━━━━━ Extracted information ━━━━━

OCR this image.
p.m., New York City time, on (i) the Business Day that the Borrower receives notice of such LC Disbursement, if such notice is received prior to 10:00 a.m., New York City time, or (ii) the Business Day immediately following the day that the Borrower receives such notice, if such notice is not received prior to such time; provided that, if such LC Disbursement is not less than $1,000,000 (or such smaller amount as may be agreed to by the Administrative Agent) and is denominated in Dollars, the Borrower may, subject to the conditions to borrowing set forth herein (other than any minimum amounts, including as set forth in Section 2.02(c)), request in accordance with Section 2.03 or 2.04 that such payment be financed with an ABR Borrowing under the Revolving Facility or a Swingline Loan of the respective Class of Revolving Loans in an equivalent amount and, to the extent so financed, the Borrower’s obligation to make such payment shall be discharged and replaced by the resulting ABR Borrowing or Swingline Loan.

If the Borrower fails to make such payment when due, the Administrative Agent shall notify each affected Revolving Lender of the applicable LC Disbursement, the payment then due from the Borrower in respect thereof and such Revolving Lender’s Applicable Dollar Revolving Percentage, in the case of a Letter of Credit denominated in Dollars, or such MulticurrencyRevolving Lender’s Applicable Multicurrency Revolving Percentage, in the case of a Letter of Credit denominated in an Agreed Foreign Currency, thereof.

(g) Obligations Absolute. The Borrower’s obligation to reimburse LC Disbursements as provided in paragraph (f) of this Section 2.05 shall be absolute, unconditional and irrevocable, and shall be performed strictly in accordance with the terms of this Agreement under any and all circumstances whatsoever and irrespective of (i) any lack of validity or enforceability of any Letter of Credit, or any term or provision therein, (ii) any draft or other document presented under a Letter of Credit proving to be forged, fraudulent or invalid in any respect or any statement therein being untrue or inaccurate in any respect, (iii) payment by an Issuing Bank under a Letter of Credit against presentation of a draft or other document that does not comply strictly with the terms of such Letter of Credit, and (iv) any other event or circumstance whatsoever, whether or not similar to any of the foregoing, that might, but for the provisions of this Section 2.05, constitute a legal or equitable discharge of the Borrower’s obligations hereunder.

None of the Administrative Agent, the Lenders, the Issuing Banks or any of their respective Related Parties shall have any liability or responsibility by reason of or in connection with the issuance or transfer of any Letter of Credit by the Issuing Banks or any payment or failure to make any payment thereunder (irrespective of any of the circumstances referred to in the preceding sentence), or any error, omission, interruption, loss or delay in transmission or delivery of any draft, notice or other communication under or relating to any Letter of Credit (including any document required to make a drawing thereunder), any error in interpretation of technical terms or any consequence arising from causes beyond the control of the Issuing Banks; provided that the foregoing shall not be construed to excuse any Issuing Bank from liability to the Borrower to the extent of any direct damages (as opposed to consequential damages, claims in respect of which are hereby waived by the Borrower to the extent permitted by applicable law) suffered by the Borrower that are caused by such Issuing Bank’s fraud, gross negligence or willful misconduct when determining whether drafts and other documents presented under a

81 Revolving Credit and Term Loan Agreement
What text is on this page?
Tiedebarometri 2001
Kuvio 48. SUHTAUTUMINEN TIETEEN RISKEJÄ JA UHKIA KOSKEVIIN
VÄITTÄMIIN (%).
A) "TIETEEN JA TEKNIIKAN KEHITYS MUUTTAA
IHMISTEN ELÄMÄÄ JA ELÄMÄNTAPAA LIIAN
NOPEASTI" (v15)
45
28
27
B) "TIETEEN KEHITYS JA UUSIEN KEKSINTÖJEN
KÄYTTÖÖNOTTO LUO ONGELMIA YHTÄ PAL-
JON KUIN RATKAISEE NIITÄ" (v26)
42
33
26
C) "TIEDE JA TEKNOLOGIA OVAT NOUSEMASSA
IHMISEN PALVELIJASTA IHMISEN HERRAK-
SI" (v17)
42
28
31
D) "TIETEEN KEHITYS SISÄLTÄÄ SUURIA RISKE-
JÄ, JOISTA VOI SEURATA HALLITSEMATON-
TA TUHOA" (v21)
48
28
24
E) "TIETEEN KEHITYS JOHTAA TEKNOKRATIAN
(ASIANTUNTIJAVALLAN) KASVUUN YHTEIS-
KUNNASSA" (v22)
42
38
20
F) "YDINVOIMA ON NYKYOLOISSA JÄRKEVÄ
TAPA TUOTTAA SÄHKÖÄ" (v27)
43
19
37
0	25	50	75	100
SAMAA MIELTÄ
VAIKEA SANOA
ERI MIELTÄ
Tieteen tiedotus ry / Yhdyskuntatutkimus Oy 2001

━━━━━

What is asked ->
State the number of lines that contain the string "KEHITYS", with no other words.

Exercise result ->
4